### ENTRIES PROVIDED ###
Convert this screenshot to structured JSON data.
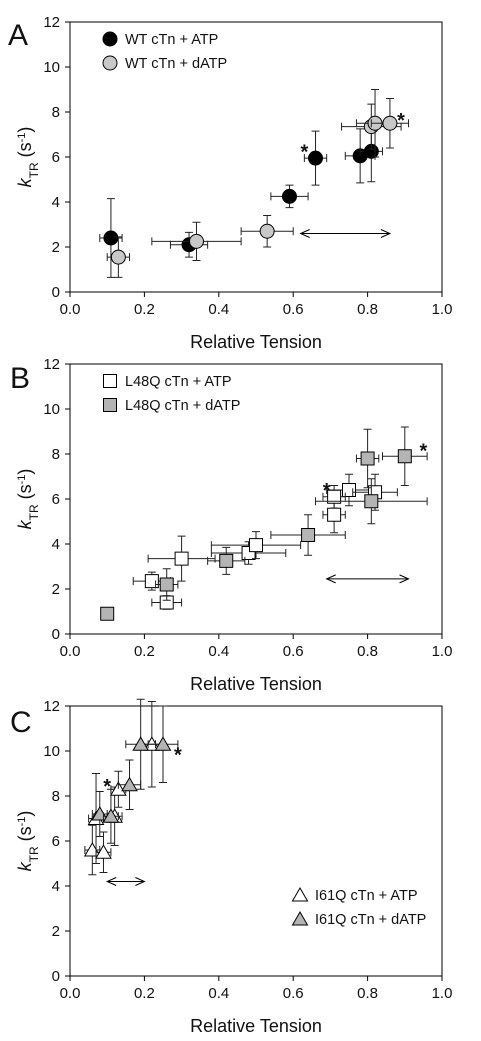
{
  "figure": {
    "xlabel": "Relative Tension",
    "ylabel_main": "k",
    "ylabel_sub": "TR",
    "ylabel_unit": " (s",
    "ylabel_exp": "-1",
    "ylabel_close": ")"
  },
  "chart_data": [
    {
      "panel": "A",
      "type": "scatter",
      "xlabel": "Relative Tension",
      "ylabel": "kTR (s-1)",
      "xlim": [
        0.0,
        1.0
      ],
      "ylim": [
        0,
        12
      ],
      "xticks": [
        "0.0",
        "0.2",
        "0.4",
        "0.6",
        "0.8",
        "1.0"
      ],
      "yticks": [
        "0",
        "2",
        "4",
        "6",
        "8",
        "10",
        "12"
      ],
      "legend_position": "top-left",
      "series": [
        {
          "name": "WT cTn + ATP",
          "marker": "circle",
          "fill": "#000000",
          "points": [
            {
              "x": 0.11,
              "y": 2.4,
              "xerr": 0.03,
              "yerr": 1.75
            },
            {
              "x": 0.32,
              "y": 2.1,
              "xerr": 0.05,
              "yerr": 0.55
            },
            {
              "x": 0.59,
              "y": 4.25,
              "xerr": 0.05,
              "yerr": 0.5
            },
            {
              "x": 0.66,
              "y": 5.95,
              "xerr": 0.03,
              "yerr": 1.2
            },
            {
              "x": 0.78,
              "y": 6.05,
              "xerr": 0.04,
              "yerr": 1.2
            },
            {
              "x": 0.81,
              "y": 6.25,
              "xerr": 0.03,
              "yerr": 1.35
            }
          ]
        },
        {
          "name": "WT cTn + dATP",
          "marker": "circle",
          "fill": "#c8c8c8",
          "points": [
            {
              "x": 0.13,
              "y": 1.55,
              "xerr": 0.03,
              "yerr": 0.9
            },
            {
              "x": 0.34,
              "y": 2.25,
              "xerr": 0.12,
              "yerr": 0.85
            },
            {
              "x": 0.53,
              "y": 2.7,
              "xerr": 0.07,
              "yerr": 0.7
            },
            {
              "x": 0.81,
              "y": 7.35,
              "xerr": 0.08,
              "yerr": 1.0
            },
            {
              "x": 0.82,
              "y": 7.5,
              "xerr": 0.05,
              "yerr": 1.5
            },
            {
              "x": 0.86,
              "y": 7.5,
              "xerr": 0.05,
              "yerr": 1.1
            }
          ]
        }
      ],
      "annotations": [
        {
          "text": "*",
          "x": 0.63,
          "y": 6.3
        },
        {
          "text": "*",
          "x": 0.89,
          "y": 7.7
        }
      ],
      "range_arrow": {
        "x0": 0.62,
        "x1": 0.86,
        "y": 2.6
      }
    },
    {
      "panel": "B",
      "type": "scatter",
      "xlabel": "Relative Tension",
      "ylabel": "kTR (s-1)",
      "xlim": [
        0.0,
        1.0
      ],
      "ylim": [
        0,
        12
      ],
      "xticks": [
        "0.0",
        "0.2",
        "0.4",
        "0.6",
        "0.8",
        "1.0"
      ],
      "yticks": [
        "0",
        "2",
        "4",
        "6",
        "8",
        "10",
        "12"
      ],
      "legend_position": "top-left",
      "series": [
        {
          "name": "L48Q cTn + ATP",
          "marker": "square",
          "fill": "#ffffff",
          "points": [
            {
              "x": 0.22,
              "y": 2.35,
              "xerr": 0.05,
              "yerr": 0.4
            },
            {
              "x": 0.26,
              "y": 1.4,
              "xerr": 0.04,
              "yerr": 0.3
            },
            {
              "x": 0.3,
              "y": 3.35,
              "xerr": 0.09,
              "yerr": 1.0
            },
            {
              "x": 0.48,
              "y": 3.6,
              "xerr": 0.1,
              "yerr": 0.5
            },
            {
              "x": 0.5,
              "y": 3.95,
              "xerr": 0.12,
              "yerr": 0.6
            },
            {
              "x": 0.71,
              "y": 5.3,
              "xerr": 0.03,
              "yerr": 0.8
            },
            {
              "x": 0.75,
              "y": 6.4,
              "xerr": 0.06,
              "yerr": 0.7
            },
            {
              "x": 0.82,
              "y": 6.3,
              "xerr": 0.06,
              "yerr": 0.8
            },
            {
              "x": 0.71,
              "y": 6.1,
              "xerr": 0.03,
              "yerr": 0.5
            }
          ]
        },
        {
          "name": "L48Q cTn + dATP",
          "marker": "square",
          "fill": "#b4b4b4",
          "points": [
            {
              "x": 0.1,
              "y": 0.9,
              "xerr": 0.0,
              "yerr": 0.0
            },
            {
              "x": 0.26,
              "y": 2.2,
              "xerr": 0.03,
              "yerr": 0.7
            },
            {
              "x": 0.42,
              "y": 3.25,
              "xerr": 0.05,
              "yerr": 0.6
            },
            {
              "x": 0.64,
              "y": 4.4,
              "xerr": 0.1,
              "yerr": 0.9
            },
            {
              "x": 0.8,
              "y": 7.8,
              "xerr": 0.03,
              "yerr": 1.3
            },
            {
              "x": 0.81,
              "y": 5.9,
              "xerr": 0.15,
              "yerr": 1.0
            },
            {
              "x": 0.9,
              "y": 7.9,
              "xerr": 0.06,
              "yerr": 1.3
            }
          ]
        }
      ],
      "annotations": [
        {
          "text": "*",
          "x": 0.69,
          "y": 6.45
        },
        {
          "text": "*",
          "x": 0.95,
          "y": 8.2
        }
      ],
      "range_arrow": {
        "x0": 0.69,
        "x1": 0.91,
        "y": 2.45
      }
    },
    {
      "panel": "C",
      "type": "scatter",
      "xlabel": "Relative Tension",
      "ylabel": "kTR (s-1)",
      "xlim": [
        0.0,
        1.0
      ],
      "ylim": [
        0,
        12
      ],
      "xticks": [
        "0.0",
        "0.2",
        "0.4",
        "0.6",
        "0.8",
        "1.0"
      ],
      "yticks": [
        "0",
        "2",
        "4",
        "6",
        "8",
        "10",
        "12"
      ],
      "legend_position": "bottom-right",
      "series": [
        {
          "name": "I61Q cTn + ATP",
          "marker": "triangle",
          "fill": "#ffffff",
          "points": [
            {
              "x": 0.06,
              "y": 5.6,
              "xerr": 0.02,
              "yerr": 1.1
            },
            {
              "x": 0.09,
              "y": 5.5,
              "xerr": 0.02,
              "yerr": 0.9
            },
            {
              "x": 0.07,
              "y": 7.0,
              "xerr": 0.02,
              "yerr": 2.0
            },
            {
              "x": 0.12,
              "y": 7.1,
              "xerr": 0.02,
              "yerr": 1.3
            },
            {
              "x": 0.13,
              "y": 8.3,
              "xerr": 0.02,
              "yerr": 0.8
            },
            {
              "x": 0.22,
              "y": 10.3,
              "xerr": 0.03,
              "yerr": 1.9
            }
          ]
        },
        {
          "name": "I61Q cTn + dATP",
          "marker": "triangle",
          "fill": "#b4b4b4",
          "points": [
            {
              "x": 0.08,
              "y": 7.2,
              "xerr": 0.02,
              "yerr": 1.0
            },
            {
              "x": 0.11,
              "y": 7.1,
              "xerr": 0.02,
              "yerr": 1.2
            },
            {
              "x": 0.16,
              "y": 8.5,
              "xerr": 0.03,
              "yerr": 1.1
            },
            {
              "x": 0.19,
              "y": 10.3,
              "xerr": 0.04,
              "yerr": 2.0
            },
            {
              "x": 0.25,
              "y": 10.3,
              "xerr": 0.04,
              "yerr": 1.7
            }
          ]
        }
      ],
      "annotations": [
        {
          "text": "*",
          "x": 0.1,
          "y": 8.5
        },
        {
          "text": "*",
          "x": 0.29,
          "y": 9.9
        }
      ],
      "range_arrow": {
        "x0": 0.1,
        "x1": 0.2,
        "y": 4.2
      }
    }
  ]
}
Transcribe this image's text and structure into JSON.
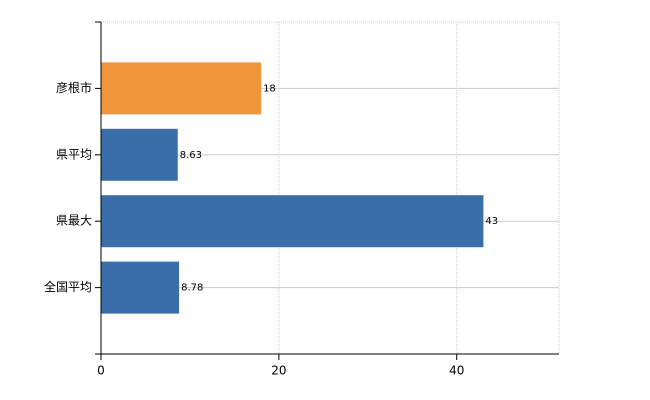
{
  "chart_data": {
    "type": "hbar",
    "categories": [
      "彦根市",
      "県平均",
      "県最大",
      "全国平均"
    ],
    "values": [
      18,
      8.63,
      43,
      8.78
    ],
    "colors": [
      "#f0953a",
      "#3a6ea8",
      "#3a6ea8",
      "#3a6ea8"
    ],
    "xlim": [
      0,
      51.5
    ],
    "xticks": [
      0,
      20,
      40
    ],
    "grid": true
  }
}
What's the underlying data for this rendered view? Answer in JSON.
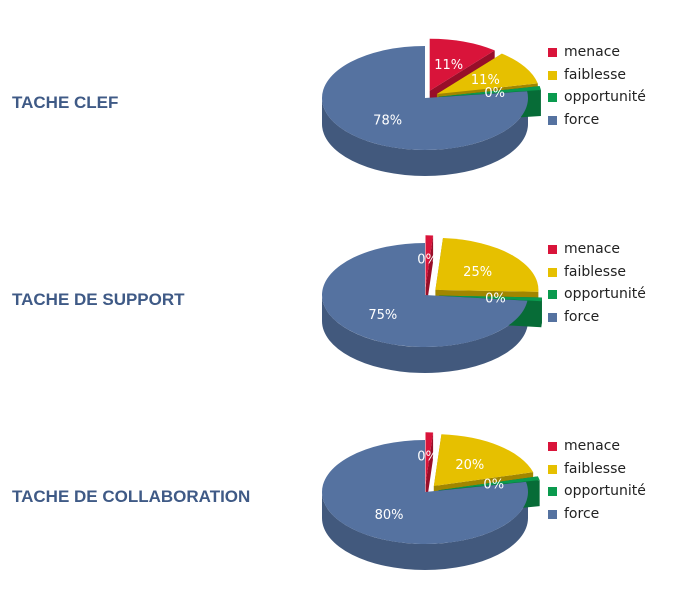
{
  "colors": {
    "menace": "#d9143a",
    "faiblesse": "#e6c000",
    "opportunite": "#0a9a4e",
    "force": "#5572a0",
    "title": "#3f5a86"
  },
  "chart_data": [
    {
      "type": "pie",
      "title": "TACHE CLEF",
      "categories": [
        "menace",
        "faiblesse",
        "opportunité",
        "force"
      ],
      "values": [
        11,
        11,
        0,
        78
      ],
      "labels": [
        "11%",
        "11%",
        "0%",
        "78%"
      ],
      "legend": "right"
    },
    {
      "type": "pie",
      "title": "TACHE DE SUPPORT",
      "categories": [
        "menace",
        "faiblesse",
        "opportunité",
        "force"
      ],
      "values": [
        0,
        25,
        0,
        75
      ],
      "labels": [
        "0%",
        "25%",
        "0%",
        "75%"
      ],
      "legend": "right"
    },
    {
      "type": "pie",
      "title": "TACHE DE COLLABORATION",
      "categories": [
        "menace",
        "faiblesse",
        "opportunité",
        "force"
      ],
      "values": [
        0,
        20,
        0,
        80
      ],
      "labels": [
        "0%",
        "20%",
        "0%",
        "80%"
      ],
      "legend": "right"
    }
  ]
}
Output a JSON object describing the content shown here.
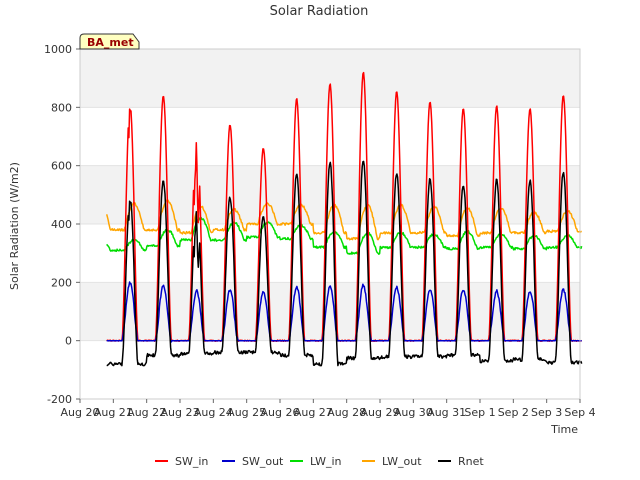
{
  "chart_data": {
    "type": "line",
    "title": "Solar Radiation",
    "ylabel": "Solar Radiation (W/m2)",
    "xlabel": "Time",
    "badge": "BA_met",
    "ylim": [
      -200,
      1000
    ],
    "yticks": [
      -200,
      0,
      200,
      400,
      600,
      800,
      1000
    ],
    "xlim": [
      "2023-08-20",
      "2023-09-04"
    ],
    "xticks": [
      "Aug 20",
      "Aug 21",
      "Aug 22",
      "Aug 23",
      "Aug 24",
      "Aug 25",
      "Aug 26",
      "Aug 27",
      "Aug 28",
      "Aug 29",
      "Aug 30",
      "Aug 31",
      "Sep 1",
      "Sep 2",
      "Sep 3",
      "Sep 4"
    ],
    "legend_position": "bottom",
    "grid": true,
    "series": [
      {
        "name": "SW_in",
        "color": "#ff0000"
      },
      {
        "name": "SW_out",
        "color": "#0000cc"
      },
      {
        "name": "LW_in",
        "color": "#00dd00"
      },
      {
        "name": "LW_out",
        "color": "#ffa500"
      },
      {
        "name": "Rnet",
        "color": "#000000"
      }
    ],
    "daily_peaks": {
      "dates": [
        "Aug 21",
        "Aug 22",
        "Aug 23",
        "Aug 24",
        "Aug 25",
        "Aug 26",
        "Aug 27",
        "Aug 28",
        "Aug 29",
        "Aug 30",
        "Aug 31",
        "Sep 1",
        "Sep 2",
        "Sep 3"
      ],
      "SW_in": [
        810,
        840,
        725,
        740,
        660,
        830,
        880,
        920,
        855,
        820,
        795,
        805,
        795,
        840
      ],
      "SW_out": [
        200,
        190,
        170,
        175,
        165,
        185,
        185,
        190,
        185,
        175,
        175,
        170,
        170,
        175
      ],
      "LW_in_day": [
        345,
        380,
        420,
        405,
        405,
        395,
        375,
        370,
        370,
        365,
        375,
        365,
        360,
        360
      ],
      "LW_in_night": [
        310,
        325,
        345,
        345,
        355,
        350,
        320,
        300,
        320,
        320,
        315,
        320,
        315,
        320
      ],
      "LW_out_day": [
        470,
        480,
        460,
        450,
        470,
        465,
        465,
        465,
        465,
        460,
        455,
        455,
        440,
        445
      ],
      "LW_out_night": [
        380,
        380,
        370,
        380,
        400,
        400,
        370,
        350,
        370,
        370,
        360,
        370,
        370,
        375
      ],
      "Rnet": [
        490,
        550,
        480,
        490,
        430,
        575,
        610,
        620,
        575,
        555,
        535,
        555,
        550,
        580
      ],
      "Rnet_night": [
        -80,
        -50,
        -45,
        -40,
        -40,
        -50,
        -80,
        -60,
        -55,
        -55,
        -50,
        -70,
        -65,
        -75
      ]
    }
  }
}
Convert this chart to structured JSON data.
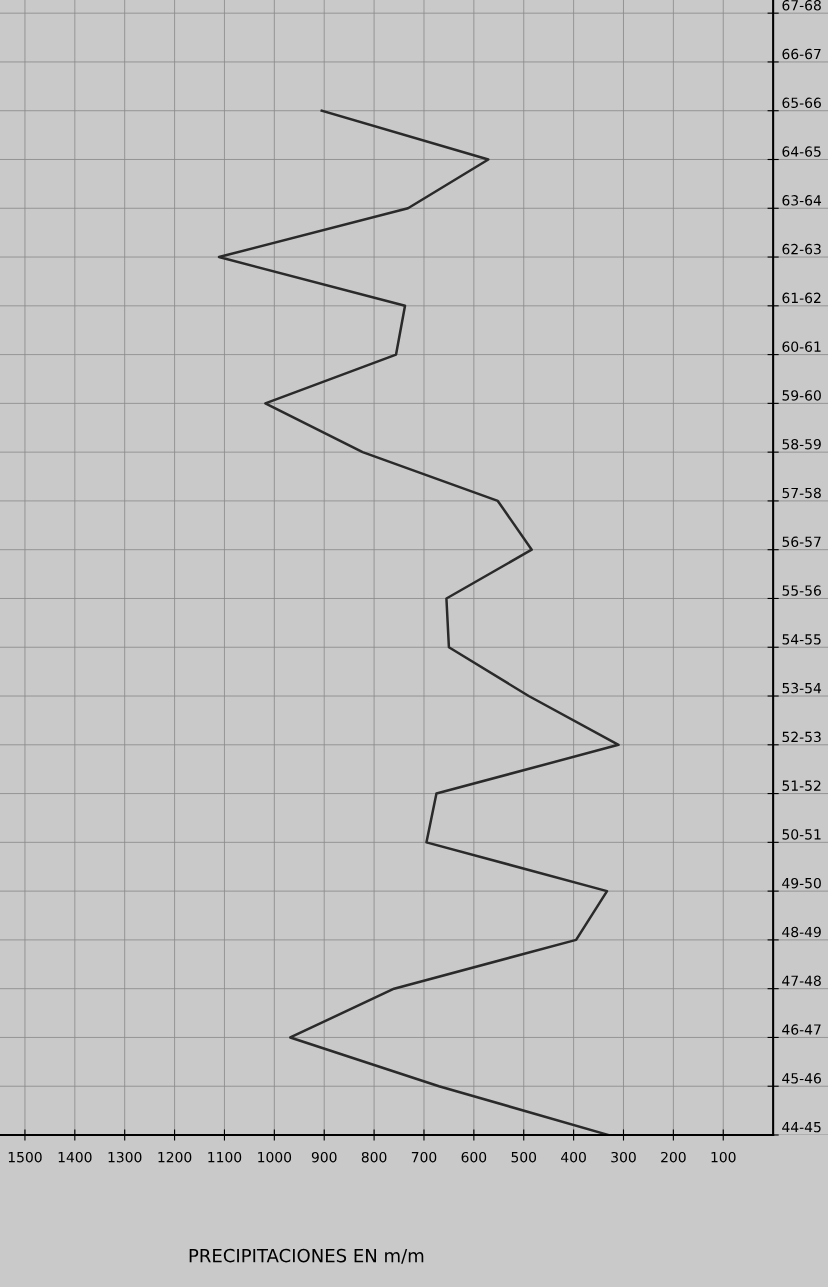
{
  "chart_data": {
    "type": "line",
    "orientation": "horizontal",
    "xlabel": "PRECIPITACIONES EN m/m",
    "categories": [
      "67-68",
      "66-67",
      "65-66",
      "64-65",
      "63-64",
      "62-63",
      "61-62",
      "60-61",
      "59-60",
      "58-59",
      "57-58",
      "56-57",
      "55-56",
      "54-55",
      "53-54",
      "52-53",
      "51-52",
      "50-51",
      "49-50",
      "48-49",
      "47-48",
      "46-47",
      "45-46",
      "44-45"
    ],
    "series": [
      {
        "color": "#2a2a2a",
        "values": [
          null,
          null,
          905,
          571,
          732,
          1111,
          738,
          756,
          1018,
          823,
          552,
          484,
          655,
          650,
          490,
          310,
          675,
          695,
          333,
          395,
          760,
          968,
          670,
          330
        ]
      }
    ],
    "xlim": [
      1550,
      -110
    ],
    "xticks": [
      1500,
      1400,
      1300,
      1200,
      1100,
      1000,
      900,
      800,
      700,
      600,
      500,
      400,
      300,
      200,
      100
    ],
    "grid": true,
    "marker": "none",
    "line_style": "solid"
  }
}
###
Beginning with the line with "Convert this chart to structured JSON data.", repeat the entries above exactly, up to and including the last line, leaving out pictures.

ANSWER FOR THIS EXERCISE:
Convert this chart to structured JSON data.
{
  "chart_data": {
    "type": "line",
    "orientation": "horizontal",
    "xlabel": "PRECIPITACIONES EN m/m",
    "categories": [
      "67-68",
      "66-67",
      "65-66",
      "64-65",
      "63-64",
      "62-63",
      "61-62",
      "60-61",
      "59-60",
      "58-59",
      "57-58",
      "56-57",
      "55-56",
      "54-55",
      "53-54",
      "52-53",
      "51-52",
      "50-51",
      "49-50",
      "48-49",
      "47-48",
      "46-47",
      "45-46",
      "44-45"
    ],
    "series": [
      {
        "color": "#2a2a2a",
        "values": [
          null,
          null,
          905,
          571,
          732,
          1111,
          738,
          756,
          1018,
          823,
          552,
          484,
          655,
          650,
          490,
          310,
          675,
          695,
          333,
          395,
          760,
          968,
          670,
          330
        ]
      }
    ],
    "xlim": [
      1550,
      -110
    ],
    "xticks": [
      1500,
      1400,
      1300,
      1200,
      1100,
      1000,
      900,
      800,
      700,
      600,
      500,
      400,
      300,
      200,
      100
    ],
    "grid": true,
    "marker": "none",
    "line_style": "solid"
  }
}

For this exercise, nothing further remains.